* **Exercise aim**
Lines holding the string "الهجائي" are the ones to copy from this listing.

== Supplied data ==

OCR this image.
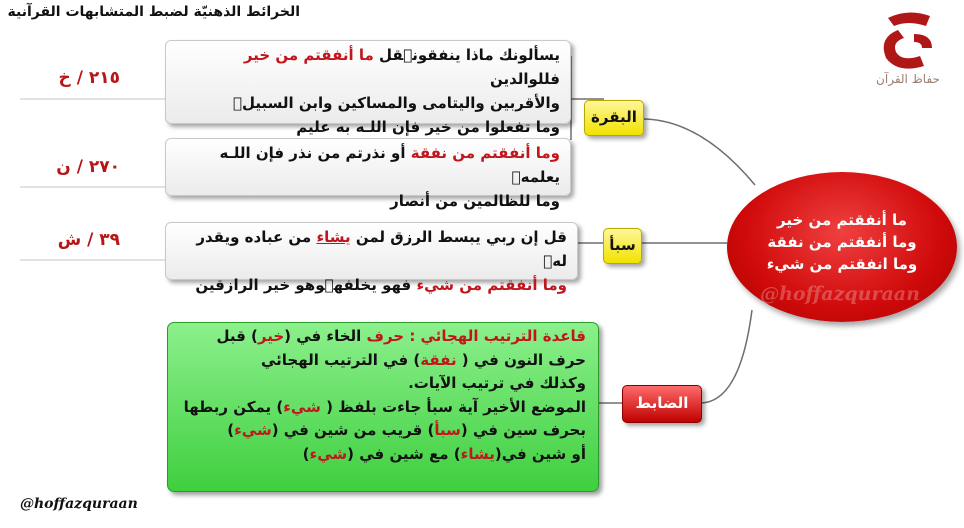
الخرائط الذهنيّة لضبط المتشابهات القرآنية
حفاظ القرآن
البقرة
سبأ
الضابط
٢١٥ / خ
٢٧٠ / ن
٣٩ / ش
يسألونك ماذا ينفقونقل ما أنفقتم من خير فللوالدين
والأقربين واليتامى والمساكين وابن السبيل
وما تفعلوا من خير فإن اللـه به عليم
وما أنفقتم من نفقة أو نذرتم من نذر فإن اللـه يعلمه
وما للظالمين من أنصار
قل إن ربي يبسط الرزق لمن يشاء من عباده ويقدر له
وما أنفقتم من شيء فهو يخلفهوهو خير الرازقين
ما أنفقتم من خير
وما أنفقتم من نفقة
وما انفقتم من شيء
@hoffazquraan
قاعدة الترتيب الهجائي : حرف الخاء في (خير) قبل
حرف النون في ( نفقة) في الترتيب الهجائي
وكذلك في ترتيب الآيات.
الموضع الأخير آية سبأ جاءت بلفظ ( شيء) يمكن ربطها
بحرف سين في (سبأ) قريب من شين في (شيء)
أو شين في(يشاء) مع شين في (شيء)
@hoffazquraan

===

* **Answer to the task**
قاعدة الترتيب الهجائي : حرف الخاء في (خير) قبل
حرف النون في ( نفقة) في الترتيب الهجائي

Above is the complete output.